• [THE EXERCISE]: Extract exactly and only the lines from the one containing "Parse this screenshot: output" through the end of the entries below. Pictures should not appear in the copy.

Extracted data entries
-*-
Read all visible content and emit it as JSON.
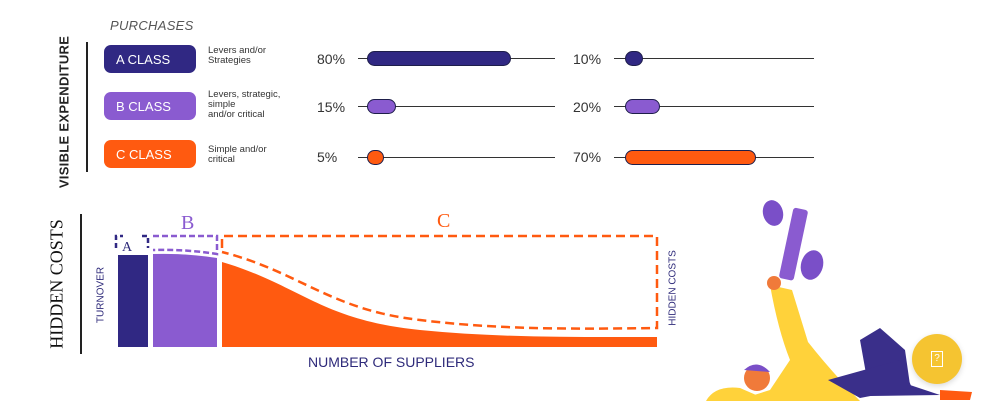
{
  "purchases_label": "PURCHASES",
  "visible_expenditure_label": "VISIBLE EXPENDITURE",
  "classes": [
    {
      "name": "A CLASS",
      "desc_lines": [
        "Levers and/or",
        "Strategies"
      ],
      "left_pct": "80%",
      "left_value": 80,
      "right_pct": "10%",
      "right_value": 10,
      "color": "#302883"
    },
    {
      "name": "B CLASS",
      "desc_lines": [
        "Levers, strategic,",
        "simple",
        "and/or critical"
      ],
      "left_pct": "15%",
      "left_value": 15,
      "right_pct": "20%",
      "right_value": 20,
      "color": "#8a5bd0"
    },
    {
      "name": "C CLASS",
      "desc_lines": [
        "Simple and/or",
        "critical"
      ],
      "left_pct": "5%",
      "left_value": 5,
      "right_pct": "70%",
      "right_value": 70,
      "color": "#ff5a10"
    }
  ],
  "hidden_costs_label": "HIDDEN COSTS",
  "turnover_label": "TURNOVER",
  "hidden_costs_axis_label": "HIDDEN COSTS",
  "x_axis_label": "NUMBER OF SUPPLIERS",
  "segment_labels": {
    "a": "A",
    "b": "B",
    "c": "C"
  },
  "colors": {
    "a": "#302883",
    "b": "#8a5bd0",
    "c": "#ff5a10",
    "help": "#f5c431"
  },
  "help_button": {
    "icon": "help-icon",
    "glyph": "?"
  }
}
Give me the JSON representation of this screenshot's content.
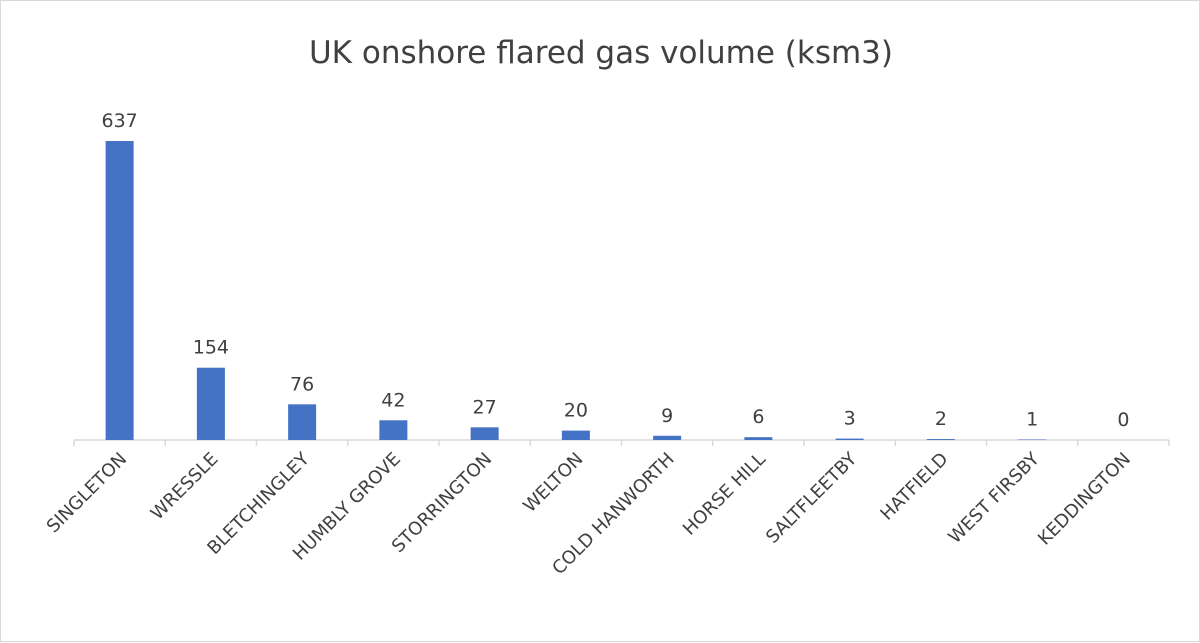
{
  "chart_data": {
    "type": "bar",
    "title": "UK onshore flared gas volume (ksm3)",
    "categories": [
      "SINGLETON",
      "WRESSLE",
      "BLETCHINGLEY",
      "HUMBLY GROVE",
      "STORRINGTON",
      "WELTON",
      "COLD HANWORTH",
      "HORSE HILL",
      "SALTFLEETBY",
      "HATFIELD",
      "WEST FIRSBY",
      "KEDDINGTON"
    ],
    "values": [
      637,
      154,
      76,
      42,
      27,
      20,
      9,
      6,
      3,
      2,
      1,
      0
    ],
    "data_labels": [
      "637",
      "154",
      "76",
      "42",
      "27",
      "20",
      "9",
      "6",
      "3",
      "2",
      "1",
      "0"
    ],
    "xlabel": "",
    "ylabel": "",
    "ylim": [
      0,
      637
    ],
    "grid": false,
    "legend": "none",
    "bar_color": "#4472c4",
    "text_color": "#404040",
    "title_color": "#595959",
    "axis_color": "#d9d9d9"
  }
}
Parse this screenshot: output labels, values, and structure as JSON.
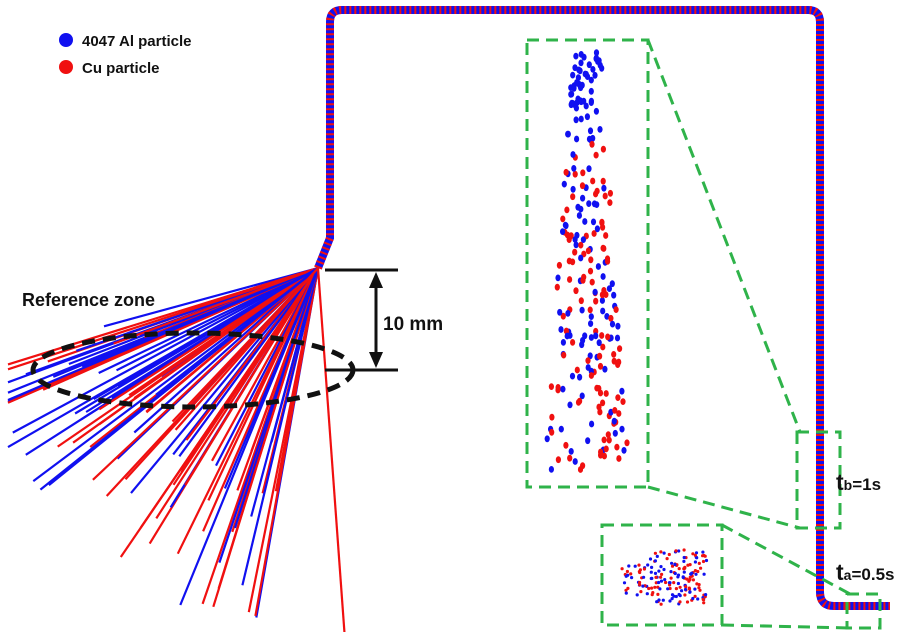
{
  "legend": {
    "items": [
      {
        "label": "4047 Al particle",
        "color": "#1010f0"
      },
      {
        "label": "Cu particle",
        "color": "#f01010"
      }
    ]
  },
  "annotations": {
    "reference_zone": "Reference zone",
    "distance": "10 mm",
    "time_b": {
      "symbol": "t",
      "subscript": "b",
      "value": "=1s"
    },
    "time_a": {
      "symbol": "t",
      "subscript": "a",
      "value": "=0.5s"
    }
  }
}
-*-
• [RESULT OF THIS EXERCISE]:
Parse this screenshot: output labels, values, and structure as JSON.
{
  "legend": {
    "items": [
      {
        "label": "4047 Al particle",
        "color": "#1010f0"
      },
      {
        "label": "Cu particle",
        "color": "#f01010"
      }
    ]
  },
  "annotations": {
    "reference_zone": "Reference zone",
    "distance": "10 mm",
    "time_b": {
      "symbol": "t",
      "subscript": "b",
      "value": "=1s"
    },
    "time_a": {
      "symbol": "t",
      "subscript": "a",
      "value": "=0.5s"
    }
  }
}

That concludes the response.